▸ Task to complete: Please transcribe the records precisely; pictures stay out of your copy.

──────── Material for this task ────────

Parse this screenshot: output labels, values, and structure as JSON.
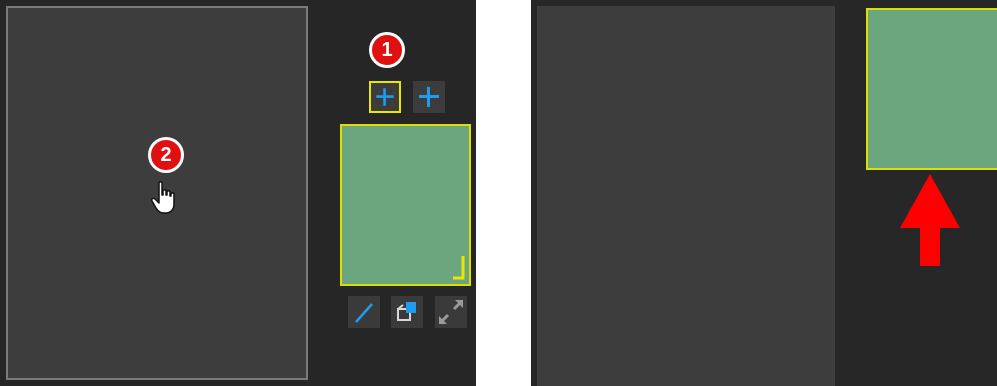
{
  "annotations": {
    "step1": "1",
    "step2": "2"
  },
  "colors": {
    "background": "#262626",
    "canvas": "#3d3d3d",
    "thumbnail_fill": "#6ba67e",
    "selection_outline": "#dede00",
    "plus_icon": "#1f9bf0",
    "badge": "#e01010",
    "arrow": "#ff0000"
  },
  "icons": {
    "add_button_1": "plus-icon",
    "add_button_2": "plus-icon",
    "edit_tool": "pencil-icon",
    "clone_tool": "clone-icon",
    "expand_tool": "expand-icon",
    "cursor": "hand-pointer-icon",
    "direction": "arrow-up-icon"
  }
}
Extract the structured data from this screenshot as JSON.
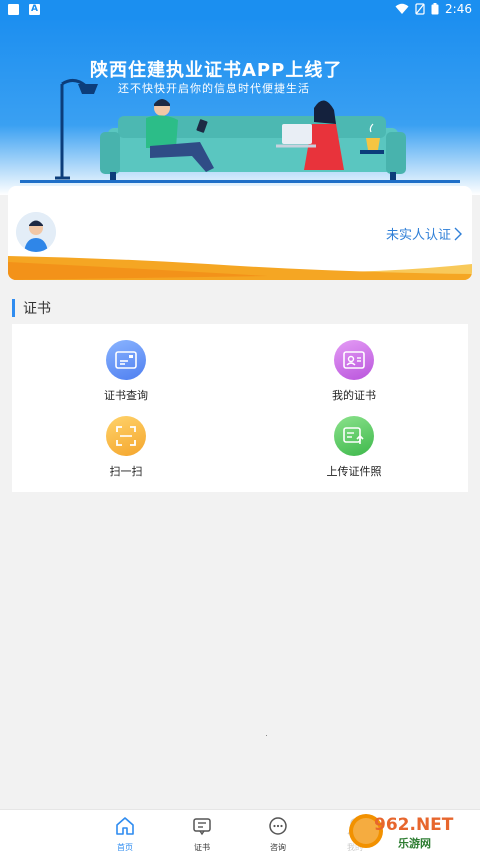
{
  "status_bar": {
    "time": "2:46"
  },
  "banner": {
    "title": "陕西住建执业证书APP上线了",
    "subtitle": "还不快快开启你的信息时代便捷生活"
  },
  "user_card": {
    "verify_label": "未实人认证"
  },
  "section": {
    "title": "证书"
  },
  "tiles": [
    {
      "label": "证书查询",
      "icon": "certificate-search-icon",
      "color": "#5b8ff0"
    },
    {
      "label": "我的证书",
      "icon": "my-certificate-icon",
      "color": "#c56ae0"
    },
    {
      "label": "扫一扫",
      "icon": "scan-icon",
      "color": "#f7b948"
    },
    {
      "label": "上传证件照",
      "icon": "upload-photo-icon",
      "color": "#5cc95c"
    }
  ],
  "tab_bar": {
    "tabs": [
      {
        "label": "首页",
        "icon": "home-icon",
        "active": true
      },
      {
        "label": "证书",
        "icon": "certificate-tab-icon",
        "active": false
      },
      {
        "label": "咨询",
        "icon": "chat-icon",
        "active": false
      },
      {
        "label": "我的",
        "icon": "profile-icon",
        "active": false
      }
    ]
  },
  "watermark": {
    "text": "962.NET",
    "subtext": "乐游网"
  },
  "colors": {
    "primary": "#1b8ff0",
    "accent_orange": "#f5a623"
  }
}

────────

▸ Full solution:
Parse this screenshot: output labels, values, and structure as JSON.
{
  "annotations": {
    "step1": "1",
    "step2": "2"
  },
  "colors": {
    "background": "#262626",
    "canvas": "#3d3d3d",
    "thumbnail_fill": "#6ba67e",
    "selection_outline": "#dede00",
    "plus_icon": "#1f9bf0",
    "badge": "#e01010",
    "arrow": "#ff0000"
  },
  "icons": {
    "add_button_1": "plus-icon",
    "add_button_2": "plus-icon",
    "edit_tool": "pencil-icon",
    "clone_tool": "clone-icon",
    "expand_tool": "expand-icon",
    "cursor": "hand-pointer-icon",
    "direction": "arrow-up-icon"
  }
}
Extract the structured data from this screenshot as JSON.
{
  "status_bar": {
    "time": "2:46"
  },
  "banner": {
    "title": "陕西住建执业证书APP上线了",
    "subtitle": "还不快快开启你的信息时代便捷生活"
  },
  "user_card": {
    "verify_label": "未实人认证"
  },
  "section": {
    "title": "证书"
  },
  "tiles": [
    {
      "label": "证书查询",
      "icon": "certificate-search-icon",
      "color": "#5b8ff0"
    },
    {
      "label": "我的证书",
      "icon": "my-certificate-icon",
      "color": "#c56ae0"
    },
    {
      "label": "扫一扫",
      "icon": "scan-icon",
      "color": "#f7b948"
    },
    {
      "label": "上传证件照",
      "icon": "upload-photo-icon",
      "color": "#5cc95c"
    }
  ],
  "tab_bar": {
    "tabs": [
      {
        "label": "首页",
        "icon": "home-icon",
        "active": true
      },
      {
        "label": "证书",
        "icon": "certificate-tab-icon",
        "active": false
      },
      {
        "label": "咨询",
        "icon": "chat-icon",
        "active": false
      },
      {
        "label": "我的",
        "icon": "profile-icon",
        "active": false
      }
    ]
  },
  "watermark": {
    "text": "962.NET",
    "subtext": "乐游网"
  },
  "colors": {
    "primary": "#1b8ff0",
    "accent_orange": "#f5a623"
  }
}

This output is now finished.